Output the full listing below exactly as it reads, and skip anything that is a picture.

Input data:

—————

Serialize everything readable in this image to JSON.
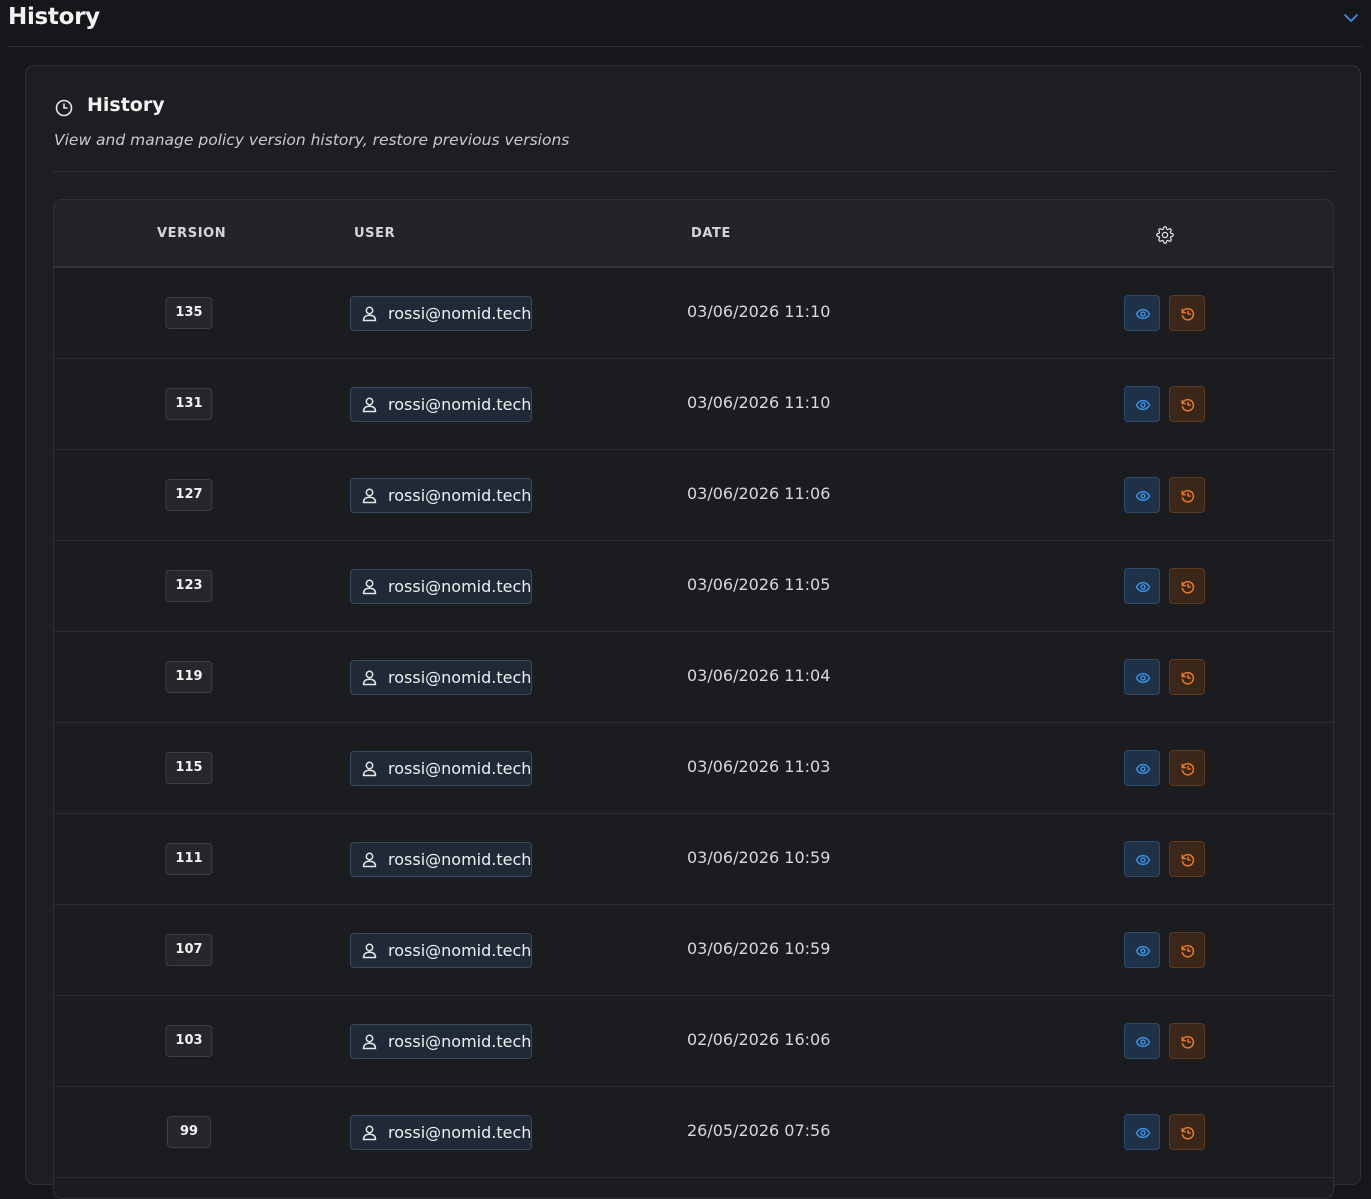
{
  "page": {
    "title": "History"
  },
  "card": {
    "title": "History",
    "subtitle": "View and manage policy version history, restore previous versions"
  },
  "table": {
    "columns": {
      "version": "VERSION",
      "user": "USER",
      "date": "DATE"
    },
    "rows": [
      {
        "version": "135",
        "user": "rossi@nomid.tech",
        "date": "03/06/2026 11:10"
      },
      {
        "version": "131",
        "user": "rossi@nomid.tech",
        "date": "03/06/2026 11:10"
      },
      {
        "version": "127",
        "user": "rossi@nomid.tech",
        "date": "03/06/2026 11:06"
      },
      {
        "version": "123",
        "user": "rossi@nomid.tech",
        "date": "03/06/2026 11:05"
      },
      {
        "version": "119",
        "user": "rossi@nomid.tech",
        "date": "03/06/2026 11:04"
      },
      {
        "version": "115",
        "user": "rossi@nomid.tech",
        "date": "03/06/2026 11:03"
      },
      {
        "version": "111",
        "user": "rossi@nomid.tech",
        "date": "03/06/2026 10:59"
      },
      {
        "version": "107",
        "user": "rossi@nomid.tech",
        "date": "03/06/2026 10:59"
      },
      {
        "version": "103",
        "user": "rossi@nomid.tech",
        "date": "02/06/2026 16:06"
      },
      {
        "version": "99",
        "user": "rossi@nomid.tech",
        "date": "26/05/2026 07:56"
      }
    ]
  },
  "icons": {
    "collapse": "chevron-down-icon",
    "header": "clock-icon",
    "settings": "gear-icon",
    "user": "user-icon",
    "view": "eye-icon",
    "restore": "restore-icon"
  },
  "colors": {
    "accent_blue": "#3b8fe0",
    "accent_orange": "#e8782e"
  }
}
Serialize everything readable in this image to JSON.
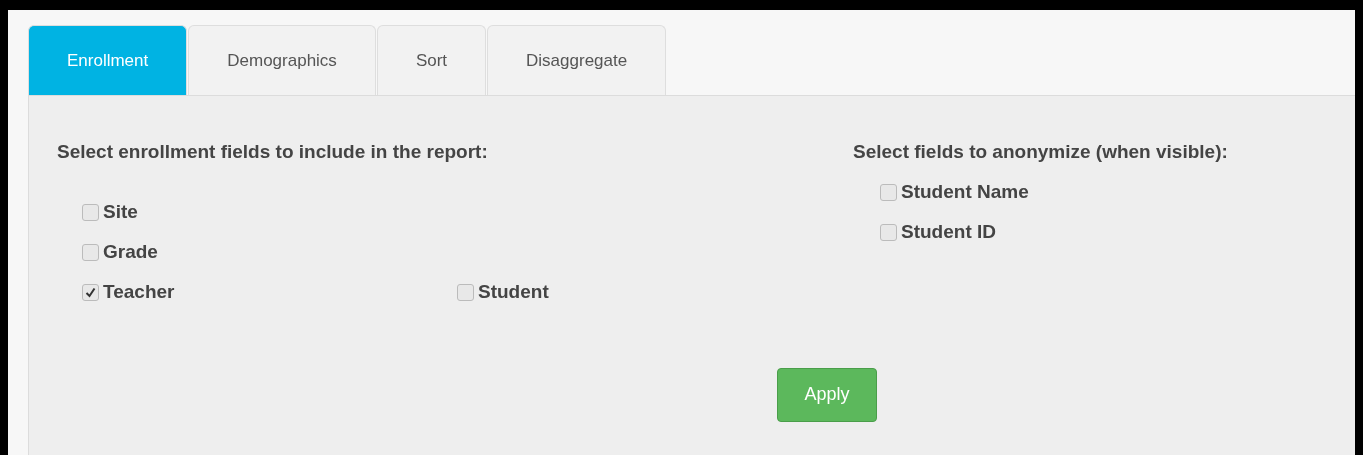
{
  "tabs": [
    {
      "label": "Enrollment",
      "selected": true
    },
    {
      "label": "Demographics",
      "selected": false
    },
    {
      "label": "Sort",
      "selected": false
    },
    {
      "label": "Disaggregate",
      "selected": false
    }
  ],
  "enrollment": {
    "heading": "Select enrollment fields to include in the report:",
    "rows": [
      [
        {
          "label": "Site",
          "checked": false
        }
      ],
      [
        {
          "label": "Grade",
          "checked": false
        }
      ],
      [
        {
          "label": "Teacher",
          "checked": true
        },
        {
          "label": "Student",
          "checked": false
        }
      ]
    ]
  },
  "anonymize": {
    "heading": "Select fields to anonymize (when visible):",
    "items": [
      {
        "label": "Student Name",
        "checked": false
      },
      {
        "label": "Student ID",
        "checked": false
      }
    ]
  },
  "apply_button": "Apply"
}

—————

Result:
Serialize everything readable in this image to JSON.
{
  "page": {
    "title": "History"
  },
  "card": {
    "title": "History",
    "subtitle": "View and manage policy version history, restore previous versions"
  },
  "table": {
    "columns": {
      "version": "VERSION",
      "user": "USER",
      "date": "DATE"
    },
    "rows": [
      {
        "version": "135",
        "user": "rossi@nomid.tech",
        "date": "03/06/2026 11:10"
      },
      {
        "version": "131",
        "user": "rossi@nomid.tech",
        "date": "03/06/2026 11:10"
      },
      {
        "version": "127",
        "user": "rossi@nomid.tech",
        "date": "03/06/2026 11:06"
      },
      {
        "version": "123",
        "user": "rossi@nomid.tech",
        "date": "03/06/2026 11:05"
      },
      {
        "version": "119",
        "user": "rossi@nomid.tech",
        "date": "03/06/2026 11:04"
      },
      {
        "version": "115",
        "user": "rossi@nomid.tech",
        "date": "03/06/2026 11:03"
      },
      {
        "version": "111",
        "user": "rossi@nomid.tech",
        "date": "03/06/2026 10:59"
      },
      {
        "version": "107",
        "user": "rossi@nomid.tech",
        "date": "03/06/2026 10:59"
      },
      {
        "version": "103",
        "user": "rossi@nomid.tech",
        "date": "02/06/2026 16:06"
      },
      {
        "version": "99",
        "user": "rossi@nomid.tech",
        "date": "26/05/2026 07:56"
      }
    ]
  },
  "icons": {
    "collapse": "chevron-down-icon",
    "header": "clock-icon",
    "settings": "gear-icon",
    "user": "user-icon",
    "view": "eye-icon",
    "restore": "restore-icon"
  },
  "colors": {
    "accent_blue": "#3b8fe0",
    "accent_orange": "#e8782e"
  }
}
Serialize everything readable in this image to JSON.
{
  "tabs": [
    {
      "label": "Enrollment",
      "selected": true
    },
    {
      "label": "Demographics",
      "selected": false
    },
    {
      "label": "Sort",
      "selected": false
    },
    {
      "label": "Disaggregate",
      "selected": false
    }
  ],
  "enrollment": {
    "heading": "Select enrollment fields to include in the report:",
    "rows": [
      [
        {
          "label": "Site",
          "checked": false
        }
      ],
      [
        {
          "label": "Grade",
          "checked": false
        }
      ],
      [
        {
          "label": "Teacher",
          "checked": true
        },
        {
          "label": "Student",
          "checked": false
        }
      ]
    ]
  },
  "anonymize": {
    "heading": "Select fields to anonymize (when visible):",
    "items": [
      {
        "label": "Student Name",
        "checked": false
      },
      {
        "label": "Student ID",
        "checked": false
      }
    ]
  },
  "apply_button": "Apply"
}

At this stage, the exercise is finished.